Provided data
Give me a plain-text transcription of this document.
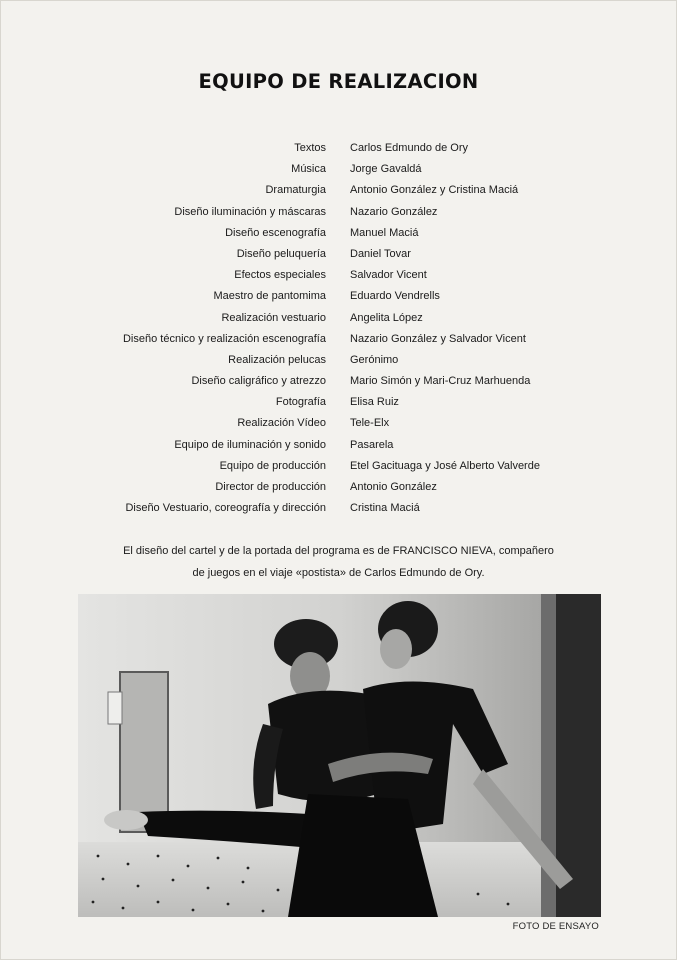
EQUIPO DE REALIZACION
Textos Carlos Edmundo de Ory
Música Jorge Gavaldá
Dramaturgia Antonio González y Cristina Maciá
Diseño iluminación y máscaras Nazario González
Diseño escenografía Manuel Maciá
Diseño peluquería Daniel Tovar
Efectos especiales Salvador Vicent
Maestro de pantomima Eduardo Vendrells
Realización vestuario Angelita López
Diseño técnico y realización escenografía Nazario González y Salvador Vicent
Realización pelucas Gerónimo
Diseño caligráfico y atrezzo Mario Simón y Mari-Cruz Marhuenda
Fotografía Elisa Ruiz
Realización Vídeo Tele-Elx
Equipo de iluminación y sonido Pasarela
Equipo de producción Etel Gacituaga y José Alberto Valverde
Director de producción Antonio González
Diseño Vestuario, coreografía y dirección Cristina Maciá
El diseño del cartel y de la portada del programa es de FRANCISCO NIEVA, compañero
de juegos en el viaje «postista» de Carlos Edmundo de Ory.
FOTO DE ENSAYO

Exercise details
Print each of the records above exactly as written, leaving no picture in the copy.

Reply
Give me a plain-text transcription of this document.
EQUIPO DE REALIZACION
Textos Carlos Edmundo de Ory
Música Jorge Gavaldá
Dramaturgia Antonio González y Cristina Maciá
Diseño iluminación y máscaras Nazario González
Diseño escenografía Manuel Maciá
Diseño peluquería Daniel Tovar
Efectos especiales Salvador Vicent
Maestro de pantomima Eduardo Vendrells
Realización vestuario Angelita López
Diseño técnico y realización escenografía Nazario González y Salvador Vicent
Realización pelucas Gerónimo
Diseño caligráfico y atrezzo Mario Simón y Mari-Cruz Marhuenda
Fotografía Elisa Ruiz
Realización Vídeo Tele-Elx
Equipo de iluminación y sonido Pasarela
Equipo de producción Etel Gacituaga y José Alberto Valverde
Director de producción Antonio González
Diseño Vestuario, coreografía y dirección Cristina Maciá
El diseño del cartel y de la portada del programa es de FRANCISCO NIEVA, compañero
de juegos en el viaje «postista» de Carlos Edmundo de Ory.
FOTO DE ENSAYO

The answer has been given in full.